● **Problem statement**: Check every line of the entries for "لأنها", and copy the lines that hold it.

START Supplied data

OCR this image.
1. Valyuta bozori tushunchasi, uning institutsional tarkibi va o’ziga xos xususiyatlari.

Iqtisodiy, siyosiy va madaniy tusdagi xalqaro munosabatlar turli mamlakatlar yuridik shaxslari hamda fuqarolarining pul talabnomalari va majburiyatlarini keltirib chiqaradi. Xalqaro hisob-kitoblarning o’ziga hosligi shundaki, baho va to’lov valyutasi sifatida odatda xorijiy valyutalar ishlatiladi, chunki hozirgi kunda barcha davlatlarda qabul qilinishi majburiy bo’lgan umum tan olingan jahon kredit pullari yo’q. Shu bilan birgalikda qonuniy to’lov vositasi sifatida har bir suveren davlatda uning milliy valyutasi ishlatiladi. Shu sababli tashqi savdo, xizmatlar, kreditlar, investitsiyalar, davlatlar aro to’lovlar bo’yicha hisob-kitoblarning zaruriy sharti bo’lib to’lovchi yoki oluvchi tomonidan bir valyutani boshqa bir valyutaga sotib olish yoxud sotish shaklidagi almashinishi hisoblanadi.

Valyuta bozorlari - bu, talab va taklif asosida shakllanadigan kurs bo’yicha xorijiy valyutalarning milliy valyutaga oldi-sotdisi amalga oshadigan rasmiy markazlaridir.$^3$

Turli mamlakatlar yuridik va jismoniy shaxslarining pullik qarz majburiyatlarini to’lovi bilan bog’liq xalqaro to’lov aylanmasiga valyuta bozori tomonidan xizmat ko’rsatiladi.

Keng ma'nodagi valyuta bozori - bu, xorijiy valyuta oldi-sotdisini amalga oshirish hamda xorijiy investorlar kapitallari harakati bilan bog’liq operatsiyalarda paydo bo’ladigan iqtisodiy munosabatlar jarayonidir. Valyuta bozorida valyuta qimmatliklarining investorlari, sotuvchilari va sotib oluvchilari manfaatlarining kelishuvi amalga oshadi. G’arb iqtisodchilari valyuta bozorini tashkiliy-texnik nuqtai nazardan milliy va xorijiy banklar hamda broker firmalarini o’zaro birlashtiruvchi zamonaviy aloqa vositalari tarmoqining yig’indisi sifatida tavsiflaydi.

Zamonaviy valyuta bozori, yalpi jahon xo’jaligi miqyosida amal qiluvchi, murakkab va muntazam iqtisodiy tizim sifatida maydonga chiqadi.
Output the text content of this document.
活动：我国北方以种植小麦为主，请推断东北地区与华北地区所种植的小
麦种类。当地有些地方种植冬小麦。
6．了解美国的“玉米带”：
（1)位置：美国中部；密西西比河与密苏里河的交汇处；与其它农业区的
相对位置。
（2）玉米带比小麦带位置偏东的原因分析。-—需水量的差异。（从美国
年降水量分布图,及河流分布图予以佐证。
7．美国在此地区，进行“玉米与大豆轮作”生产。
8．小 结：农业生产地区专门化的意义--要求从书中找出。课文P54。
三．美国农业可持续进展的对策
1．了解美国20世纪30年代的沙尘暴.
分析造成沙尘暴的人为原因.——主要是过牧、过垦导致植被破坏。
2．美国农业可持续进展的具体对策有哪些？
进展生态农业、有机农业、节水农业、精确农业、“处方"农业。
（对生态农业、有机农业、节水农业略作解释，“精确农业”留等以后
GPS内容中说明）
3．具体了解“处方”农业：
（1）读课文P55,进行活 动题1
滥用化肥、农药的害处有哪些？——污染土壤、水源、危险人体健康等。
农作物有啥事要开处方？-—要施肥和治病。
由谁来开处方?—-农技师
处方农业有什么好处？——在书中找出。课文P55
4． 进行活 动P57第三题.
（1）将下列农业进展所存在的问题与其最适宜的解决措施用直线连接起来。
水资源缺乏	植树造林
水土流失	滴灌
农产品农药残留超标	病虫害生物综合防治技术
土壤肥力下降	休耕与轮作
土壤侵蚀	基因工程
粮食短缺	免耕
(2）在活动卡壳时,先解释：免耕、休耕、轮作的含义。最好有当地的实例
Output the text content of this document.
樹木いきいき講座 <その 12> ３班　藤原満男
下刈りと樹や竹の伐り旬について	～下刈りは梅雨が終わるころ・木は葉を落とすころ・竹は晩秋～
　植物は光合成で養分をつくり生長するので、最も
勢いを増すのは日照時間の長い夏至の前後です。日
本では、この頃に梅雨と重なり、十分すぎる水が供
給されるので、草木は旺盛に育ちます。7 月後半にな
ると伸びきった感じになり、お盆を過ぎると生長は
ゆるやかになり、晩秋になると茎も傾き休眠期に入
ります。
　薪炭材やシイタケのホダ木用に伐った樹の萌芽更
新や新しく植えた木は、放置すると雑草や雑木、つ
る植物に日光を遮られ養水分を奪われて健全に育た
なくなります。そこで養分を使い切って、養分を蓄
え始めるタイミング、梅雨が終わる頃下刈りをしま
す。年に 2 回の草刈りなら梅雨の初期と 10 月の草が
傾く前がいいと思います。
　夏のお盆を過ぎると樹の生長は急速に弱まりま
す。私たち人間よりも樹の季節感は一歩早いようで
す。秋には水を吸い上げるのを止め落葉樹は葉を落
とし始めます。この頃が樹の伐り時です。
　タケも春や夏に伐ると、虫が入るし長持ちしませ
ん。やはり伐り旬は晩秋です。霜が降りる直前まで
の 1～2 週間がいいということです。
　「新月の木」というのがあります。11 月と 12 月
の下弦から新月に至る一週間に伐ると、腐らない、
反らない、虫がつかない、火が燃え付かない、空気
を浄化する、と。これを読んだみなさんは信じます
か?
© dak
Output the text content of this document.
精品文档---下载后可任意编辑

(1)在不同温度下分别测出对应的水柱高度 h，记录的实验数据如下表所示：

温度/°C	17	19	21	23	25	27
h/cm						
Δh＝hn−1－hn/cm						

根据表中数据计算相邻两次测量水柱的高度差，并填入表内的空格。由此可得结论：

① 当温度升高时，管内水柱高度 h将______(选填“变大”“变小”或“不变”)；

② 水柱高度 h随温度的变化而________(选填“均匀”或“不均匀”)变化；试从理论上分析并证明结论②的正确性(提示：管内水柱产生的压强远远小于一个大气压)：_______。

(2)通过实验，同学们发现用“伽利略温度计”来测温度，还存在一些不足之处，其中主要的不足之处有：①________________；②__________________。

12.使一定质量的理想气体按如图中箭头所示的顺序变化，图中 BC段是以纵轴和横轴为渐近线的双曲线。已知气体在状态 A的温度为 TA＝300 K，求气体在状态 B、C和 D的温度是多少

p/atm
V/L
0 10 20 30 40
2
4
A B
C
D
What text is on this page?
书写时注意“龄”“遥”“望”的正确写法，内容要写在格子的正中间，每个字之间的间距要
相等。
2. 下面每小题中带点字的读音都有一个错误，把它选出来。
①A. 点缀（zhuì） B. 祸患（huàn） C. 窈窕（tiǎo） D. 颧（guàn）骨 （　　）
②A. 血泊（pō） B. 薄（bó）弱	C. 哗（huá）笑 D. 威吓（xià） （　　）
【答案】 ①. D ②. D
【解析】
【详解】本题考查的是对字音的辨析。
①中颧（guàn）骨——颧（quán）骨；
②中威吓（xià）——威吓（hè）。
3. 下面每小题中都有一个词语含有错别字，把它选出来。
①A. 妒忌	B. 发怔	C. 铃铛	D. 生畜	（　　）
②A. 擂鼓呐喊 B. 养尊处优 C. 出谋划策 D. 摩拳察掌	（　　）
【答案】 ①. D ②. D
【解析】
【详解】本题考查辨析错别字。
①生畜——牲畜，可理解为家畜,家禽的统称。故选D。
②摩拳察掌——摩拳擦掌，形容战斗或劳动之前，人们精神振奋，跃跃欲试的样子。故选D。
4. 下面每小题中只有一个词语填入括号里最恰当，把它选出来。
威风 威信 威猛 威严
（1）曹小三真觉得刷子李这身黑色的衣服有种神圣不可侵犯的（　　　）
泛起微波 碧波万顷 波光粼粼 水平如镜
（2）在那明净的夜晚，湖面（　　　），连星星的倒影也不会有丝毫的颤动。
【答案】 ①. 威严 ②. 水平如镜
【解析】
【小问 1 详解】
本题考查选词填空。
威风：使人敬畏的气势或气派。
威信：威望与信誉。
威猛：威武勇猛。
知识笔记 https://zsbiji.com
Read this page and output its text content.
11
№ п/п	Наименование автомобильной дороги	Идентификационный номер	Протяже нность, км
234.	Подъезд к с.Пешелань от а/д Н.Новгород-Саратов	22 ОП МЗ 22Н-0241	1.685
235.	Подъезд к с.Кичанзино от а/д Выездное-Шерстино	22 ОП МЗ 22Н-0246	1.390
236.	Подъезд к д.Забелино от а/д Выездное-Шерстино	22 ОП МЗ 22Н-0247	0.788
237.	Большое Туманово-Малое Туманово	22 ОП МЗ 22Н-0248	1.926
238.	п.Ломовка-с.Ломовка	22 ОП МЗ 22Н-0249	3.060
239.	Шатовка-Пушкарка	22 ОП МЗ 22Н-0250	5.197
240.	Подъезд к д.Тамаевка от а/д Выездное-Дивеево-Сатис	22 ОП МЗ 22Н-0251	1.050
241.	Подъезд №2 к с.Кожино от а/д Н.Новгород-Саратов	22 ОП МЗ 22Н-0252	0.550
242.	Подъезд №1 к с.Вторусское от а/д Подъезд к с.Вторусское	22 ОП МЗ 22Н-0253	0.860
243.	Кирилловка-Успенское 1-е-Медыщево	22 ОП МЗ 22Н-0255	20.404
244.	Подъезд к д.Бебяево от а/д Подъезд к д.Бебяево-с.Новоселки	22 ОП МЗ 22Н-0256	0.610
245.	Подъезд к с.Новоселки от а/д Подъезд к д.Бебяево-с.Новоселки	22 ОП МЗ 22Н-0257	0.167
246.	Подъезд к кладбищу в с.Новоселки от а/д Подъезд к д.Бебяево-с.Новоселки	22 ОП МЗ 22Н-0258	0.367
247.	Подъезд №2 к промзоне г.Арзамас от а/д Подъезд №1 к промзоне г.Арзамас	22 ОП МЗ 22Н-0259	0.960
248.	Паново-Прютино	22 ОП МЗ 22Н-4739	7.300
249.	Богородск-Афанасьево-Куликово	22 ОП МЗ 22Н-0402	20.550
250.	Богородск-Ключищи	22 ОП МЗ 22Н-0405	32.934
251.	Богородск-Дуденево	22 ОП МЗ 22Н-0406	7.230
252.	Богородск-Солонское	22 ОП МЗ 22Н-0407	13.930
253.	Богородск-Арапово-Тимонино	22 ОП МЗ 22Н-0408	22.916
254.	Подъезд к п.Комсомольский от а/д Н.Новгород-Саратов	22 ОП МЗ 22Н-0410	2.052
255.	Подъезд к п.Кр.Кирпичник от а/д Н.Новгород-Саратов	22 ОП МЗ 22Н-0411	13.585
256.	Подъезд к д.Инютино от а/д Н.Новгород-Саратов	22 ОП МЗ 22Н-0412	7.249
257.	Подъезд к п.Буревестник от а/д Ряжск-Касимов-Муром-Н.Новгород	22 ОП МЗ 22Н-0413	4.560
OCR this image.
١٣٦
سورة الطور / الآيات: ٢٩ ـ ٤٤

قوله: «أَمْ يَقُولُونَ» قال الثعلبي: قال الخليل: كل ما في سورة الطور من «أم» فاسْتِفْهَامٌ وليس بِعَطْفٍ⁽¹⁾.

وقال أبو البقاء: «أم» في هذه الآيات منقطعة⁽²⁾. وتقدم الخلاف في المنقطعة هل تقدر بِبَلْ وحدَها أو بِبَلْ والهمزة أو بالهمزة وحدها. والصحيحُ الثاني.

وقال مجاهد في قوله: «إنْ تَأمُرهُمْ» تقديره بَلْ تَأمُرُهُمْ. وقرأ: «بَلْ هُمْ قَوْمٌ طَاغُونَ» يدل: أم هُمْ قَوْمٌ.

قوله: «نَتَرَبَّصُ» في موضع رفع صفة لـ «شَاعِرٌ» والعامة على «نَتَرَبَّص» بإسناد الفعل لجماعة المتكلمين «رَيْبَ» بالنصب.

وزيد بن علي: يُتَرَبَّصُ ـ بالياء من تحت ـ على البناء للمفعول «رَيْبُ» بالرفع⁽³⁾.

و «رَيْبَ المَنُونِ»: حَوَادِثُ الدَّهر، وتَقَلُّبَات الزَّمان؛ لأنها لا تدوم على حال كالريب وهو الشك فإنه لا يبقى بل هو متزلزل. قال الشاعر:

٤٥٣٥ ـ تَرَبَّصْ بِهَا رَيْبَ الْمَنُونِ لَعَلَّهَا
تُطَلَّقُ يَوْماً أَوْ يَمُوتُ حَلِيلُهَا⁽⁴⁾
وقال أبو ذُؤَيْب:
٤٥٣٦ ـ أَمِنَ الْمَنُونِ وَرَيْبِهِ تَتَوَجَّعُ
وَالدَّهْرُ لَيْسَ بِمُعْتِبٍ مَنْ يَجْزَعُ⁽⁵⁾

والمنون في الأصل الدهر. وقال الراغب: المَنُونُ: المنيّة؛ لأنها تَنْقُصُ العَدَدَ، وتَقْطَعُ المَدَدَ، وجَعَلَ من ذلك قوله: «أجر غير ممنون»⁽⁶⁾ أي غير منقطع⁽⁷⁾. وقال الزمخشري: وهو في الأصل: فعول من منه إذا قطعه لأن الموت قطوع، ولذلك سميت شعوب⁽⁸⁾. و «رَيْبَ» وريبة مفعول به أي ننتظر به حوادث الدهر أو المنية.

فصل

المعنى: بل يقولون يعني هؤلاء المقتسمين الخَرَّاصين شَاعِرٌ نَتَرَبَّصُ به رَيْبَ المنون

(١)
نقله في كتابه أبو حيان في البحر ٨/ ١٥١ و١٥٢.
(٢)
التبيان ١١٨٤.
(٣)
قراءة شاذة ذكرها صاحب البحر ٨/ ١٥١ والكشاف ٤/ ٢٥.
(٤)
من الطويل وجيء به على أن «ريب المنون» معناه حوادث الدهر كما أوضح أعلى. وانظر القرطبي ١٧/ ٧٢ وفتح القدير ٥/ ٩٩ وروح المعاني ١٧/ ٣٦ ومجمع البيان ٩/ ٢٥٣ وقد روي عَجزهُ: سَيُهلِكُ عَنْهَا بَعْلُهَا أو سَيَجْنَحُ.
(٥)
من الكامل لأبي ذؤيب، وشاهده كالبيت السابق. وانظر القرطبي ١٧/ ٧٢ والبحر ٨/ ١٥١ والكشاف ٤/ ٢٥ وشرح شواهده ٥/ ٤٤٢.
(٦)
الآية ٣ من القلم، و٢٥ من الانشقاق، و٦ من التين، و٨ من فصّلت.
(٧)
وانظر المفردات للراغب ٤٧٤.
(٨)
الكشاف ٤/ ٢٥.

END Supplied data

● **Full solution**:
و «رَيْبَ المَنُونِ»: حَوَادِثُ الدَّهر، وتَقَلُّبَات الزَّمان؛ لأنها لا تدوم على حال كالريب وهو الشك فإنه لا يبقى بل هو متزلزل. قال الشاعر:
والمنون في الأصل الدهر. وقال الراغب: المَنُونُ: المنيّة؛ لأنها تَنْقُصُ العَدَدَ، وتَقْطَعُ المَدَدَ، وجَعَلَ من ذلك قوله: «أجر غير ممنون»⁽⁶⁾ أي غير منقطع⁽⁷⁾. وقال الزمخشري: وهو في الأصل: فعول من منه إذا قطعه لأن الموت قطوع، ولذلك سميت شعوب⁽⁸⁾. و «رَيْبَ» وريبة مفعول به أي ننتظر به حوادث الدهر أو المنية.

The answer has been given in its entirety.